Zadanie do wykonania 1:
Przepisz dokładnie część tekstu o stopach procentowych SNB, zaczynając od słów „Niskie poziomy stawek” i kończąc na słowach „głęboko ujemnej wartości.”.
Zadanie do wykonania 2:
Na podstawie tekstu o stopach procentowych SNB odpowiedz, proszę, krótko na pytania:
(a) Ile obecnie wynosi referencyjna stawka SNB?
(b) Jaki poziom osiągnęły w tym roku stopy procentowe w Japonii?
(c) Jaki szczytowy pułap stóp osiągnął SNB po pandemii?

====== Przekazany fragment ======

Wiele wskazuje na to, że w najbliższy czwartek po raz czwarty SNB dokona obniżki stóp procentowych w obecnym cyklu. Od marca br. zredukował stawki o łącznie 75 punktów bazowych i prawdopodobnie kolejna również opiewać będzie na 25 pb. Wśród ankietowanych przez agencję Reuters ekonomistów pojawiły się jednak też oczekiwania na wyższe, sięgające 50 pb cięcie. Obecnie referencyjna stawka wynosi 1,00 proc.
Niskie poziomy stawek
Szwajcaria ma już drugą najniższą stopę procentową wśród największych gospodarek świata, po Japonii, w której stopy procentowe rosły w tym roku stopniowo, osiągając poziom 0,25 proc. SNB bardzo ostrożnie podchodził do zacieśniania swojej polityki monetarnej po pandemii w przeciwieństwie do innych dużych banków centralnych (oprócz Japonii), osiągając szczytowy pułap 1,75 proc. podnosząc stawki z głęboko ujemnej wartości.

====== Pokazane wpisy ======

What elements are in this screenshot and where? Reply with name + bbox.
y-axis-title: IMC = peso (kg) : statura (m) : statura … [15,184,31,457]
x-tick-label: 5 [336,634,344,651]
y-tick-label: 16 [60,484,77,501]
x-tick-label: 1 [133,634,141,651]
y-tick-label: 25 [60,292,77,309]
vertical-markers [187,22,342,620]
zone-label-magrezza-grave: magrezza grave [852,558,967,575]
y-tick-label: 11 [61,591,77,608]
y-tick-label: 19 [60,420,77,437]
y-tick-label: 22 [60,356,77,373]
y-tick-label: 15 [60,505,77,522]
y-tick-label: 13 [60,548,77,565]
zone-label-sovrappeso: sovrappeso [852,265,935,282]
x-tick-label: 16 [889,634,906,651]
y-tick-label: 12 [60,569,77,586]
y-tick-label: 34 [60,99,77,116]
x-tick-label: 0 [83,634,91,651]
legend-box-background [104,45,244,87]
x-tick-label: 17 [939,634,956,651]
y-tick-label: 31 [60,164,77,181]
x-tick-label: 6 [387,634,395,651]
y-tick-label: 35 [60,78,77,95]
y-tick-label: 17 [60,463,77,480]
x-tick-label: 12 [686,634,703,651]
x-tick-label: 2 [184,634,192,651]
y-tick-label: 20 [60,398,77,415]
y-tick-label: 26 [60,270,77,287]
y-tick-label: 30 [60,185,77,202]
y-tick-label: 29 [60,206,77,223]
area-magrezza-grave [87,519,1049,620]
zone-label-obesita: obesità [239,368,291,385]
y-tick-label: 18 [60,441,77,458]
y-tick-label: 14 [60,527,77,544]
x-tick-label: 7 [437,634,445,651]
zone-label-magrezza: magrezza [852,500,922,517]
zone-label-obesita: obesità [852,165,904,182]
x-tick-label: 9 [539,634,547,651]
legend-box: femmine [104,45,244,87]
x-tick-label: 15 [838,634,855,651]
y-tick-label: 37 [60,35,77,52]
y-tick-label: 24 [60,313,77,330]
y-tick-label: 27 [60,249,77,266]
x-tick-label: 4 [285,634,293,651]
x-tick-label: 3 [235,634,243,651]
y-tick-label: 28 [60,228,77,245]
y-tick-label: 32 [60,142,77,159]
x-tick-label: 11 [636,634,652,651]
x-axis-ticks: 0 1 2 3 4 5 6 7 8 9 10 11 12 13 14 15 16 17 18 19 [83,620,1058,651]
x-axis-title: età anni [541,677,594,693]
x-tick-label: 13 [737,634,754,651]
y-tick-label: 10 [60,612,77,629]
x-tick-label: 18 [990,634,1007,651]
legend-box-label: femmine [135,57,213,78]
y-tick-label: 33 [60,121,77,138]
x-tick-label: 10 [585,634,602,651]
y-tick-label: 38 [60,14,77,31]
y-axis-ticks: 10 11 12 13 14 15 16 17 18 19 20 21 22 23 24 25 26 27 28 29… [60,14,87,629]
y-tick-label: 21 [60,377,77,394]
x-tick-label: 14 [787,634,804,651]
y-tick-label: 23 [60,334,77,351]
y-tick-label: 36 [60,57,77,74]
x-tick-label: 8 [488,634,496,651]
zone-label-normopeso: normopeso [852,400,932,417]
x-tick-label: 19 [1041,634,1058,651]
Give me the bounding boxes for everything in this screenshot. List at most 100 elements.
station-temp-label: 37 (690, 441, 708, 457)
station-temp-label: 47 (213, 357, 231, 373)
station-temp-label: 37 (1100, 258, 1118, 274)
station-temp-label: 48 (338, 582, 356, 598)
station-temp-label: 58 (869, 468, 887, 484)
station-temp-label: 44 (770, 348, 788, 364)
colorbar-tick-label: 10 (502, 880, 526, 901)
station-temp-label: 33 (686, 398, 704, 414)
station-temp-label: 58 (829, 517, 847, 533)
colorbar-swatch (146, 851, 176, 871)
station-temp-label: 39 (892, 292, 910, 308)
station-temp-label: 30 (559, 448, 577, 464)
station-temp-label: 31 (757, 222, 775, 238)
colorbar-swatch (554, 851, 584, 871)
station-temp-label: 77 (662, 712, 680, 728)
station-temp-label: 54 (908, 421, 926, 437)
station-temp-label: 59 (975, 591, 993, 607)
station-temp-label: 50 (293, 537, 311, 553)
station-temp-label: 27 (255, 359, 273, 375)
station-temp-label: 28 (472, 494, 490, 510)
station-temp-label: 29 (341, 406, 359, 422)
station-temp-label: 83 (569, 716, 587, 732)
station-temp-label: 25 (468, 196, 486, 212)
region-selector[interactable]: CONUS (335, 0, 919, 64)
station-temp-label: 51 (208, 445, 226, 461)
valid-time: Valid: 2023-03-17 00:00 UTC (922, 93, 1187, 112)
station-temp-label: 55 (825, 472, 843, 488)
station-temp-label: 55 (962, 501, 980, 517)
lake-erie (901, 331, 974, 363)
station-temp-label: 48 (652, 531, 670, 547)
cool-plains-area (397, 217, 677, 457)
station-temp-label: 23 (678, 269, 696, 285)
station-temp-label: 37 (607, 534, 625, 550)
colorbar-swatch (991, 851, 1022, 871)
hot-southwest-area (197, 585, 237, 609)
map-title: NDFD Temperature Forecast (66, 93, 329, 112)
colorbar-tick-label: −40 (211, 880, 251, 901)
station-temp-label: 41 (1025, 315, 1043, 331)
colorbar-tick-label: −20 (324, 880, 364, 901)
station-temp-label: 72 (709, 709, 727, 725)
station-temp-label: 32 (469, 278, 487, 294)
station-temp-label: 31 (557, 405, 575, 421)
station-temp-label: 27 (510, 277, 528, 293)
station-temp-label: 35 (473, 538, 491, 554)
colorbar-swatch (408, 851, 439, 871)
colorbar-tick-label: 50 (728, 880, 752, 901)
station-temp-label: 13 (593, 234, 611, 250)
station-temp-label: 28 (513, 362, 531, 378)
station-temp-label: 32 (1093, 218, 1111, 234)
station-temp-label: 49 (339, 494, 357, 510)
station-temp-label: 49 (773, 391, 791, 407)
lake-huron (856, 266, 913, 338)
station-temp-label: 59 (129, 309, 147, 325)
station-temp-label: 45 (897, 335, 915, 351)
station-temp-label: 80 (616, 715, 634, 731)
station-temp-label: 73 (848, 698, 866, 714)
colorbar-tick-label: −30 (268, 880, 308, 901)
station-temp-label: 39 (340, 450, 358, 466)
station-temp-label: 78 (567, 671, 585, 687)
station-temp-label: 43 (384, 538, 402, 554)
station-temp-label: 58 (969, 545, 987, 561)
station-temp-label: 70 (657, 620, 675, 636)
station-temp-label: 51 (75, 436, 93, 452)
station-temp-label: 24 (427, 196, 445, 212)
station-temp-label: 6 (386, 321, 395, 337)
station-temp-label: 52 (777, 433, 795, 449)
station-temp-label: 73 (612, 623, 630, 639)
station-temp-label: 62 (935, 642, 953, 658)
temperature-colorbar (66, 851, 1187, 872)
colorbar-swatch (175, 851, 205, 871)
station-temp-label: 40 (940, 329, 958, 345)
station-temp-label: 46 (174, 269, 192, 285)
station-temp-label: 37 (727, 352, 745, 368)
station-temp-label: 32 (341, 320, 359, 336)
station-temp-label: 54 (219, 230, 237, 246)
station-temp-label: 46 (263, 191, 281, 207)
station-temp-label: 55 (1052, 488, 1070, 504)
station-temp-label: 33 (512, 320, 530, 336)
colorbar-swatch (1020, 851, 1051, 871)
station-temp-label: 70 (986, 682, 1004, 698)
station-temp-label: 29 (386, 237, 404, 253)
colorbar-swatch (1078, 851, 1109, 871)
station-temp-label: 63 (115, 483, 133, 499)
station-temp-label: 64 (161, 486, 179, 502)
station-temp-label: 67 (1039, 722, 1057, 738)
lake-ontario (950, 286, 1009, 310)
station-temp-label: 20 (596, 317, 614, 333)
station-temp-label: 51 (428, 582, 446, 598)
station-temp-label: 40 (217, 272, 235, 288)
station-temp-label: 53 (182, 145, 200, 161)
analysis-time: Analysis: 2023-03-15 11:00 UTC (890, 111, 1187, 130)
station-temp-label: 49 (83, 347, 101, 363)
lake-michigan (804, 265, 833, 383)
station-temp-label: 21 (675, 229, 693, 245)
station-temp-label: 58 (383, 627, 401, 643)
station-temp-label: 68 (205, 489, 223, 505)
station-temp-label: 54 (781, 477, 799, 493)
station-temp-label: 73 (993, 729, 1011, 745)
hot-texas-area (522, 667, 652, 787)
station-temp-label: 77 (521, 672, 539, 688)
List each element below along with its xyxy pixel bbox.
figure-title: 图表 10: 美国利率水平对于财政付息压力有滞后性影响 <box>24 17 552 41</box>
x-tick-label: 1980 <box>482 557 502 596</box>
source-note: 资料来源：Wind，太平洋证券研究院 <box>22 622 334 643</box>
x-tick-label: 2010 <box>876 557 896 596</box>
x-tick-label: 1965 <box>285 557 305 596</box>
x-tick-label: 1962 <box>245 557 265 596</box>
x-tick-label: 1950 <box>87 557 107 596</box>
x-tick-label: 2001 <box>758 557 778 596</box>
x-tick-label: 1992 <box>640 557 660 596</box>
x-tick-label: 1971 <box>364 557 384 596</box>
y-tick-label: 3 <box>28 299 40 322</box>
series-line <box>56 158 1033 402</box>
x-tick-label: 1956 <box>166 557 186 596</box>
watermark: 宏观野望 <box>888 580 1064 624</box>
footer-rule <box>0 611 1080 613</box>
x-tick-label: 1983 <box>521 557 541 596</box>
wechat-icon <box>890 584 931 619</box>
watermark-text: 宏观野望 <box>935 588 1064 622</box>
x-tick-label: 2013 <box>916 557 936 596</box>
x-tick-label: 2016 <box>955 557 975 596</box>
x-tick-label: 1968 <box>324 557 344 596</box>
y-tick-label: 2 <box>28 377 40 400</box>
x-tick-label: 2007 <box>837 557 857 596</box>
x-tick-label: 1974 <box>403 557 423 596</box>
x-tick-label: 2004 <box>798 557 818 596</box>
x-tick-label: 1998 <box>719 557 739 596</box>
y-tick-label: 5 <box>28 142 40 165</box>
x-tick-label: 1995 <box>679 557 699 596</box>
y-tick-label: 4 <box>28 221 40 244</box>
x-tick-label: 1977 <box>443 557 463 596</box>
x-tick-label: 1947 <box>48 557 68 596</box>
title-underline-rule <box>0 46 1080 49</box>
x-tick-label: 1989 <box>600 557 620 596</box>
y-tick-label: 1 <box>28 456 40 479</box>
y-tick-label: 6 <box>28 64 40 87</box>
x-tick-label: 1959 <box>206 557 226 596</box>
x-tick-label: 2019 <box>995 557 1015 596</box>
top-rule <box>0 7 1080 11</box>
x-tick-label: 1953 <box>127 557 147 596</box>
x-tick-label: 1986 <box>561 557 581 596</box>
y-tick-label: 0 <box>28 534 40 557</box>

======

Odpowiedź do ćwiczenia 1:
Niskie poziomy stawek
Szwajcaria ma już drugą najniższą stopę procentową wśród największych gospodarek świata, po Japonii, w której stopy procentowe rosły w tym roku stopniowo, osiągając poziom 0,25 proc. SNB bardzo ostrożnie podchodził do zacieśniania swojej polityki monetarnej po pandemii w przeciwieństwie do innych dużych banków centralnych (oprócz Japonii), osiągając szczytowy pułap 1,75 proc. podnosząc stawki z głęboko ujemnej wartości.

Odpowiedź do ćwiczenia 2:
(a) 1,00 proc.
(b) 0,25 proc.
(c) 1,75 proc.